» Instructions to follow:
Repeat the material below exactly, line for line.

» Dataset rows about figures:
--- Begin ---
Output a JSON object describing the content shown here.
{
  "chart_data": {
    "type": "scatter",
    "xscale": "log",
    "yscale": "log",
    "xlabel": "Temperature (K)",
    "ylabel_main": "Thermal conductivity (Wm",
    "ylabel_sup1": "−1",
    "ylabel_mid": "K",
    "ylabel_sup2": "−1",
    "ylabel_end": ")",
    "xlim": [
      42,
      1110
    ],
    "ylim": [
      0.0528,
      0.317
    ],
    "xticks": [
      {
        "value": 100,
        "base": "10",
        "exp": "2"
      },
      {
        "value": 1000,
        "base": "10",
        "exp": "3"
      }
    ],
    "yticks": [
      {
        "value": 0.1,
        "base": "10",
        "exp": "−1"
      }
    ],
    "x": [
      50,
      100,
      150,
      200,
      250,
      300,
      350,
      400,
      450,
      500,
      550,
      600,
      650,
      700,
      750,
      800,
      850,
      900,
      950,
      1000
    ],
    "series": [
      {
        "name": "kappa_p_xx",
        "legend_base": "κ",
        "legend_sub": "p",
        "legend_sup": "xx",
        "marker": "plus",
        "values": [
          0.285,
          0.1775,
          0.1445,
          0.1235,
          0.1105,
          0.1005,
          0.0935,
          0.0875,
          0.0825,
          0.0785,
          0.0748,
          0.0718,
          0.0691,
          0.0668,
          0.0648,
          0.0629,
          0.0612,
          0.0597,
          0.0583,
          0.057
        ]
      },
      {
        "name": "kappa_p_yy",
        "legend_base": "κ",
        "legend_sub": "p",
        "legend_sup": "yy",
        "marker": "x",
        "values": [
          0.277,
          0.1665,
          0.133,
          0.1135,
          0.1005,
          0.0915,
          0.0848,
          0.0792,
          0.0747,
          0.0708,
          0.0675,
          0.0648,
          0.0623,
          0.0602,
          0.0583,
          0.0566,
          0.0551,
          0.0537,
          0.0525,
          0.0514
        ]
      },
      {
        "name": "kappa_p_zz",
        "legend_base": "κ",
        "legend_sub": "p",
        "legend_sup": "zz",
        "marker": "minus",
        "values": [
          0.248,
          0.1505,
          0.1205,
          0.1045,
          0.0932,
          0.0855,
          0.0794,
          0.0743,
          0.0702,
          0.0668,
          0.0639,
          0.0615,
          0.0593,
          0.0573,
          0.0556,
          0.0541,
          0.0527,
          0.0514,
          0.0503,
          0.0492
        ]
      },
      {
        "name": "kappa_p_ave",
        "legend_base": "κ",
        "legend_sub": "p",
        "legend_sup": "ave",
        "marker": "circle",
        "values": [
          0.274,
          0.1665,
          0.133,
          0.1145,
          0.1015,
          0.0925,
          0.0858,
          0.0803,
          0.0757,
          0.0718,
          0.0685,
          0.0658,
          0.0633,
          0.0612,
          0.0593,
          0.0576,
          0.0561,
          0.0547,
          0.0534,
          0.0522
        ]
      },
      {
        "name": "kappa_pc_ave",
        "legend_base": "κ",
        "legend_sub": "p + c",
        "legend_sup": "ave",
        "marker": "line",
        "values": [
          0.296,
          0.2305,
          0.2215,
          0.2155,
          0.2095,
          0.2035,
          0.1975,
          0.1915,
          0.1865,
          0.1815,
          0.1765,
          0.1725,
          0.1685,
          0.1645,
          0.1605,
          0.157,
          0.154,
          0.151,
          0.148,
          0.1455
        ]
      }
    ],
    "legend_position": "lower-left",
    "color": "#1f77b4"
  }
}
--- End ---
» Response to the task:
Output a JSON object describing the content shown here.
{
  "chart_data": {
    "type": "scatter",
    "xscale": "log",
    "yscale": "log",
    "xlabel": "Temperature (K)",
    "ylabel_main": "Thermal conductivity (Wm",
    "ylabel_sup1": "−1",
    "ylabel_mid": "K",
    "ylabel_sup2": "−1",
    "ylabel_end": ")",
    "xlim": [
      42,
      1110
    ],
    "ylim": [
      0.0528,
      0.317
    ],
    "xticks": [
      {
        "value": 100,
        "base": "10",
        "exp": "2"
      },
      {
        "value": 1000,
        "base": "10",
        "exp": "3"
      }
    ],
    "yticks": [
      {
        "value": 0.1,
        "base": "10",
        "exp": "−1"
      }
    ],
    "x": [
      50,
      100,
      150,
      200,
      250,
      300,
      350,
      400,
      450,
      500,
      550,
      600,
      650,
      700,
      750,
      800,
      850,
      900,
      950,
      1000
    ],
    "series": [
      {
        "name": "kappa_p_xx",
        "legend_base": "κ",
        "legend_sub": "p",
        "legend_sup": "xx",
        "marker": "plus",
        "values": [
          0.285,
          0.1775,
          0.1445,
          0.1235,
          0.1105,
          0.1005,
          0.0935,
          0.0875,
          0.0825,
          0.0785,
          0.0748,
          0.0718,
          0.0691,
          0.0668,
          0.0648,
          0.0629,
          0.0612,
          0.0597,
          0.0583,
          0.057
        ]
      },
      {
        "name": "kappa_p_yy",
        "legend_base": "κ",
        "legend_sub": "p",
        "legend_sup": "yy",
        "marker": "x",
        "values": [
          0.277,
          0.1665,
          0.133,
          0.1135,
          0.1005,
          0.0915,
          0.0848,
          0.0792,
          0.0747,
          0.0708,
          0.0675,
          0.0648,
          0.0623,
          0.0602,
          0.0583,
          0.0566,
          0.0551,
          0.0537,
          0.0525,
          0.0514
        ]
      },
      {
        "name": "kappa_p_zz",
        "legend_base": "κ",
        "legend_sub": "p",
        "legend_sup": "zz",
        "marker": "minus",
        "values": [
          0.248,
          0.1505,
          0.1205,
          0.1045,
          0.0932,
          0.0855,
          0.0794,
          0.0743,
          0.0702,
          0.0668,
          0.0639,
          0.0615,
          0.0593,
          0.0573,
          0.0556,
          0.0541,
          0.0527,
          0.0514,
          0.0503,
          0.0492
        ]
      },
      {
        "name": "kappa_p_ave",
        "legend_base": "κ",
        "legend_sub": "p",
        "legend_sup": "ave",
        "marker": "circle",
        "values": [
          0.274,
          0.1665,
          0.133,
          0.1145,
          0.1015,
          0.0925,
          0.0858,
          0.0803,
          0.0757,
          0.0718,
          0.0685,
          0.0658,
          0.0633,
          0.0612,
          0.0593,
          0.0576,
          0.0561,
          0.0547,
          0.0534,
          0.0522
        ]
      },
      {
        "name": "kappa_pc_ave",
        "legend_base": "κ",
        "legend_sub": "p + c",
        "legend_sup": "ave",
        "marker": "line",
        "values": [
          0.296,
          0.2305,
          0.2215,
          0.2155,
          0.2095,
          0.2035,
          0.1975,
          0.1915,
          0.1865,
          0.1815,
          0.1765,
          0.1725,
          0.1685,
          0.1645,
          0.1605,
          0.157,
          0.154,
          0.151,
          0.148,
          0.1455
        ]
      }
    ],
    "legend_position": "lower-left",
    "color": "#1f77b4"
  }
}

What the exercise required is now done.